[Stored entries]
========

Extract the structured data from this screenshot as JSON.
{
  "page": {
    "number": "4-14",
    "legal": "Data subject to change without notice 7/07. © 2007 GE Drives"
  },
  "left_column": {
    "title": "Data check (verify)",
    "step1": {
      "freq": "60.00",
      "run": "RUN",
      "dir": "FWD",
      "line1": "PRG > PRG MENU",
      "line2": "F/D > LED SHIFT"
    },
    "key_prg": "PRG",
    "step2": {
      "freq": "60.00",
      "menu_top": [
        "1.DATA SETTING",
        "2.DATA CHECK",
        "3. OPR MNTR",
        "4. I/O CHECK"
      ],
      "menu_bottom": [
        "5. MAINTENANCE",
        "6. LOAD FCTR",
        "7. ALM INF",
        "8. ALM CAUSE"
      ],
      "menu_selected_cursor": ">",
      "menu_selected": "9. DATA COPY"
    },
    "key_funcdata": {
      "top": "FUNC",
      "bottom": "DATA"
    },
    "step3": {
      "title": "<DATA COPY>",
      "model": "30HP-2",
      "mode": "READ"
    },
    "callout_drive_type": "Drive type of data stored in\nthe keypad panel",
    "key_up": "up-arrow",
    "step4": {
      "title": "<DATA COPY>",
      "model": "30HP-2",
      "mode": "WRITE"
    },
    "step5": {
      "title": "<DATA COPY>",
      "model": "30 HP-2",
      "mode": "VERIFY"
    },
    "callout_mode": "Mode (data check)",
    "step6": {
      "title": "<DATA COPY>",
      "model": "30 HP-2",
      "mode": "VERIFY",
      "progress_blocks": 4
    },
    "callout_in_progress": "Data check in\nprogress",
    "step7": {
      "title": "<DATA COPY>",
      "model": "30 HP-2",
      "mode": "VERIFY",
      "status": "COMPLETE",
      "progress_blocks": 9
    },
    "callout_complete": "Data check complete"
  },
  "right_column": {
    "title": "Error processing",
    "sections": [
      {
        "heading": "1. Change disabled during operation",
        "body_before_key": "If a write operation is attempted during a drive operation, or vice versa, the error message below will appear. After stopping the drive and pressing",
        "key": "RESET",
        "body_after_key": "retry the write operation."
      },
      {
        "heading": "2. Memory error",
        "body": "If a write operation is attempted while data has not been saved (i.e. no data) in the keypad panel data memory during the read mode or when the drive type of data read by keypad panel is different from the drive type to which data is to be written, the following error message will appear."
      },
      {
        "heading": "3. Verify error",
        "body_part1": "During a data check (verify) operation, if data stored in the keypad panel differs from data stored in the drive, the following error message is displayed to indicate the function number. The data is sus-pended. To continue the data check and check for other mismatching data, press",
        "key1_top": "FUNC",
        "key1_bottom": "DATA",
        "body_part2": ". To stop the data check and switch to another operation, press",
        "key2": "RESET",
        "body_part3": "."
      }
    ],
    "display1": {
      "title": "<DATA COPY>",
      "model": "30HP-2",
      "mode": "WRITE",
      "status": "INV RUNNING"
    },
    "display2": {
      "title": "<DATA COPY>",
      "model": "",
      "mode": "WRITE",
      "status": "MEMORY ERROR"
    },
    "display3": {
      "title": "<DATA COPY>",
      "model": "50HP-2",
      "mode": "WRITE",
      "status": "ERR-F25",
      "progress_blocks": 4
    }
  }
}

========

AIM:
Where does the word "number" appear in the listing? List each line that holds it.

IN RESPONSE:
    "number": "4-14",
        "body_part1": "During a data check (verify) operation, if data stored in the keypad panel differs from data stored in the drive, the following error message is displayed to indicate the function number. The data is sus-pended. To continue the data check and check for other mismatching data, press",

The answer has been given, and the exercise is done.